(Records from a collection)
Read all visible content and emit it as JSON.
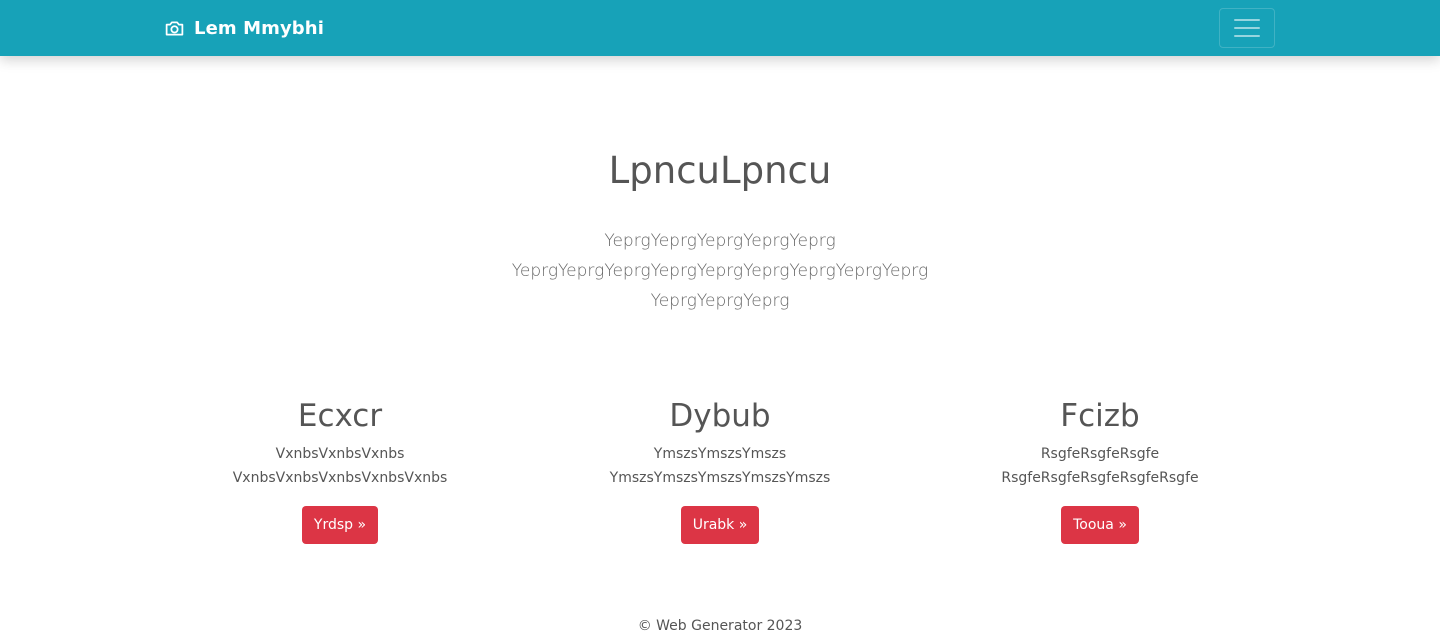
{
  "navbar": {
    "brand_icon": "camera-icon",
    "brand_text": "Lem Mmybhi",
    "toggler_icon": "hamburger-menu-icon",
    "background_color": "#17a2b8"
  },
  "hero": {
    "title": "LpncuLpncu",
    "lines": [
      "YeprgYeprgYeprgYeprgYeprg",
      "YeprgYeprgYeprgYeprgYeprgYeprgYeprgYeprgYeprg",
      "YeprgYeprgYeprg"
    ]
  },
  "features": [
    {
      "title": "Ecxcr",
      "lines": [
        "VxnbsVxnbsVxnbs",
        "VxnbsVxnbsVxnbsVxnbsVxnbs"
      ],
      "button": "Yrdsp »"
    },
    {
      "title": "Dybub",
      "lines": [
        "YmszsYmszsYmszs",
        "YmszsYmszsYmszsYmszsYmszs"
      ],
      "button": "Urabk »"
    },
    {
      "title": "Fcizb",
      "lines": [
        "RsgfeRsgfeRsgfe",
        "RsgfeRsgfeRsgfeRsgfeRsgfe"
      ],
      "button": "Tooua »"
    }
  ],
  "button_color": "#dc3545",
  "footer": {
    "text": "© Web Generator 2023"
  }
}
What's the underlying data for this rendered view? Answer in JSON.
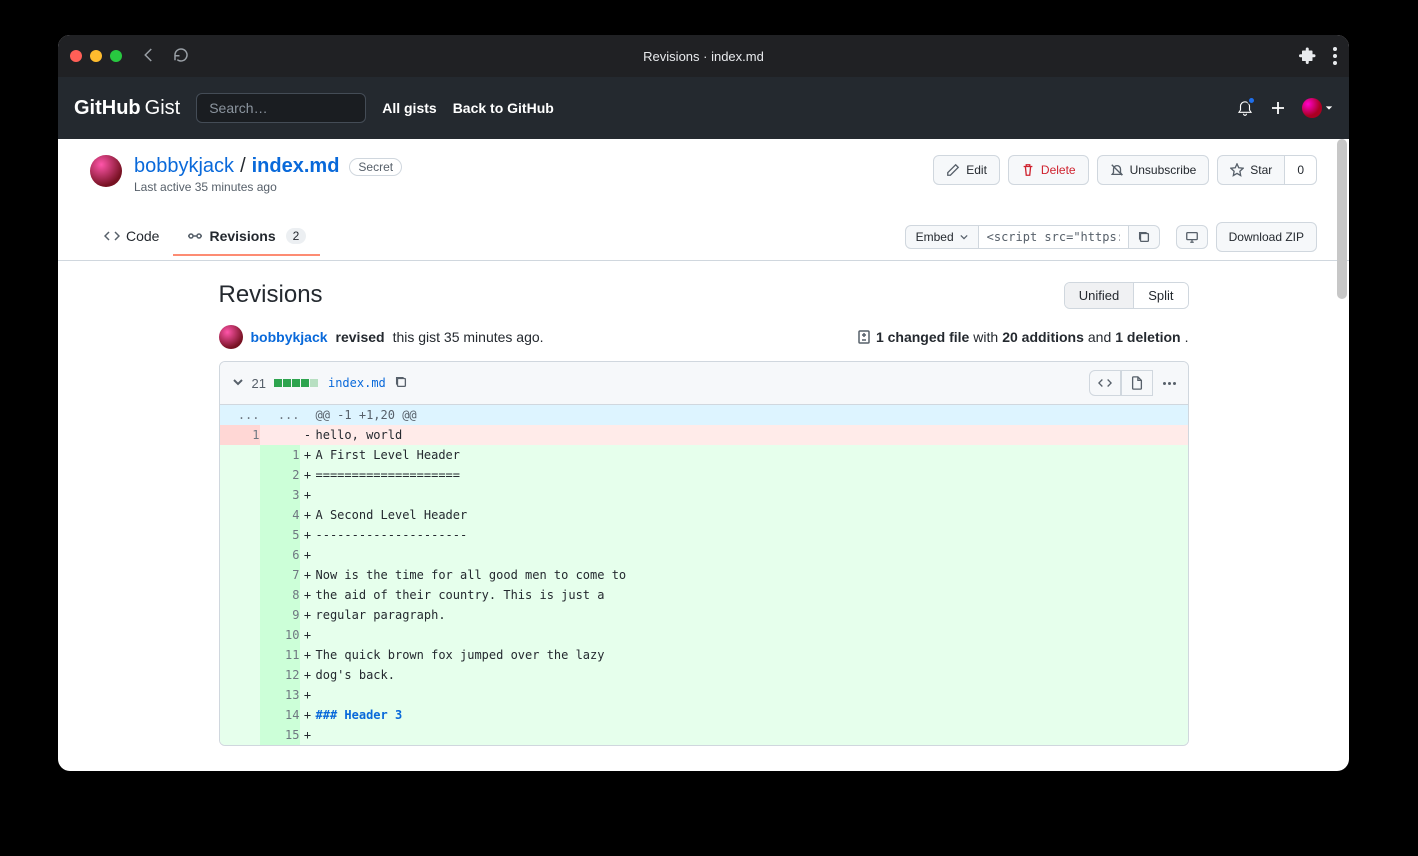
{
  "browser": {
    "title": "Revisions · index.md"
  },
  "header": {
    "search_placeholder": "Search…",
    "nav_all_gists": "All gists",
    "nav_back": "Back to GitHub"
  },
  "gist": {
    "owner": "bobbykjack",
    "filename": "index.md",
    "badge": "Secret",
    "last_active": "Last active 35 minutes ago",
    "actions": {
      "edit": "Edit",
      "delete": "Delete",
      "unsubscribe": "Unsubscribe",
      "star": "Star",
      "star_count": "0"
    }
  },
  "tabs": {
    "code": "Code",
    "revisions": "Revisions",
    "revisions_count": "2",
    "embed_label": "Embed",
    "embed_value": "<script src=\"https://",
    "download": "Download ZIP"
  },
  "revisions_page": {
    "heading": "Revisions",
    "view_unified": "Unified",
    "view_split": "Split",
    "line_user": "bobbykjack",
    "line_revised": "revised",
    "line_text": " this gist 35 minutes ago.",
    "changed_files": "1 changed file",
    "with_text": " with ",
    "additions": "20 additions",
    "and_text": " and ",
    "deletions": "1 deletion",
    "period": "."
  },
  "diff": {
    "count": "21",
    "filename": "index.md",
    "hunk": "@@ -1 +1,20 @@",
    "deletions": [
      {
        "old": "1",
        "text": "hello, world"
      }
    ],
    "additions": [
      {
        "new": "1",
        "text": "A First Level Header"
      },
      {
        "new": "2",
        "text": "===================="
      },
      {
        "new": "3",
        "text": ""
      },
      {
        "new": "4",
        "text": "A Second Level Header"
      },
      {
        "new": "5",
        "text": "---------------------"
      },
      {
        "new": "6",
        "text": ""
      },
      {
        "new": "7",
        "text": "Now is the time for all good men to come to"
      },
      {
        "new": "8",
        "text": "the aid of their country. This is just a"
      },
      {
        "new": "9",
        "text": "regular paragraph."
      },
      {
        "new": "10",
        "text": ""
      },
      {
        "new": "11",
        "text": "The quick brown fox jumped over the lazy"
      },
      {
        "new": "12",
        "text": "dog's back."
      },
      {
        "new": "13",
        "text": ""
      },
      {
        "new": "14",
        "text": "### Header 3",
        "style": "md"
      },
      {
        "new": "15",
        "text": ""
      }
    ]
  }
}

_Task_
Take the listing above and restate it word for word, without its pictures.

_Solution for this task_
Read all visible content and emit it as JSON.
{
  "navbar": {
    "brand_icon": "camera-icon",
    "brand_text": "Lem Mmybhi",
    "toggler_icon": "hamburger-menu-icon",
    "background_color": "#17a2b8"
  },
  "hero": {
    "title": "LpncuLpncu",
    "lines": [
      "YeprgYeprgYeprgYeprgYeprg",
      "YeprgYeprgYeprgYeprgYeprgYeprgYeprgYeprgYeprg",
      "YeprgYeprgYeprg"
    ]
  },
  "features": [
    {
      "title": "Ecxcr",
      "lines": [
        "VxnbsVxnbsVxnbs",
        "VxnbsVxnbsVxnbsVxnbsVxnbs"
      ],
      "button": "Yrdsp »"
    },
    {
      "title": "Dybub",
      "lines": [
        "YmszsYmszsYmszs",
        "YmszsYmszsYmszsYmszsYmszs"
      ],
      "button": "Urabk »"
    },
    {
      "title": "Fcizb",
      "lines": [
        "RsgfeRsgfeRsgfe",
        "RsgfeRsgfeRsgfeRsgfeRsgfe"
      ],
      "button": "Tooua »"
    }
  ],
  "button_color": "#dc3545",
  "footer": {
    "text": "© Web Generator 2023"
  }
}
What's the underlying data for this rendered view? Answer in JSON.
{
  "browser": {
    "title": "Revisions · index.md"
  },
  "header": {
    "search_placeholder": "Search…",
    "nav_all_gists": "All gists",
    "nav_back": "Back to GitHub"
  },
  "gist": {
    "owner": "bobbykjack",
    "filename": "index.md",
    "badge": "Secret",
    "last_active": "Last active 35 minutes ago",
    "actions": {
      "edit": "Edit",
      "delete": "Delete",
      "unsubscribe": "Unsubscribe",
      "star": "Star",
      "star_count": "0"
    }
  },
  "tabs": {
    "code": "Code",
    "revisions": "Revisions",
    "revisions_count": "2",
    "embed_label": "Embed",
    "embed_value": "<script src=\"https://",
    "download": "Download ZIP"
  },
  "revisions_page": {
    "heading": "Revisions",
    "view_unified": "Unified",
    "view_split": "Split",
    "line_user": "bobbykjack",
    "line_revised": "revised",
    "line_text": " this gist 35 minutes ago.",
    "changed_files": "1 changed file",
    "with_text": " with ",
    "additions": "20 additions",
    "and_text": " and ",
    "deletions": "1 deletion",
    "period": "."
  },
  "diff": {
    "count": "21",
    "filename": "index.md",
    "hunk": "@@ -1 +1,20 @@",
    "deletions": [
      {
        "old": "1",
        "text": "hello, world"
      }
    ],
    "additions": [
      {
        "new": "1",
        "text": "A First Level Header"
      },
      {
        "new": "2",
        "text": "===================="
      },
      {
        "new": "3",
        "text": ""
      },
      {
        "new": "4",
        "text": "A Second Level Header"
      },
      {
        "new": "5",
        "text": "---------------------"
      },
      {
        "new": "6",
        "text": ""
      },
      {
        "new": "7",
        "text": "Now is the time for all good men to come to"
      },
      {
        "new": "8",
        "text": "the aid of their country. This is just a"
      },
      {
        "new": "9",
        "text": "regular paragraph."
      },
      {
        "new": "10",
        "text": ""
      },
      {
        "new": "11",
        "text": "The quick brown fox jumped over the lazy"
      },
      {
        "new": "12",
        "text": "dog's back."
      },
      {
        "new": "13",
        "text": ""
      },
      {
        "new": "14",
        "text": "### Header 3",
        "style": "md"
      },
      {
        "new": "15",
        "text": ""
      }
    ]
  }
}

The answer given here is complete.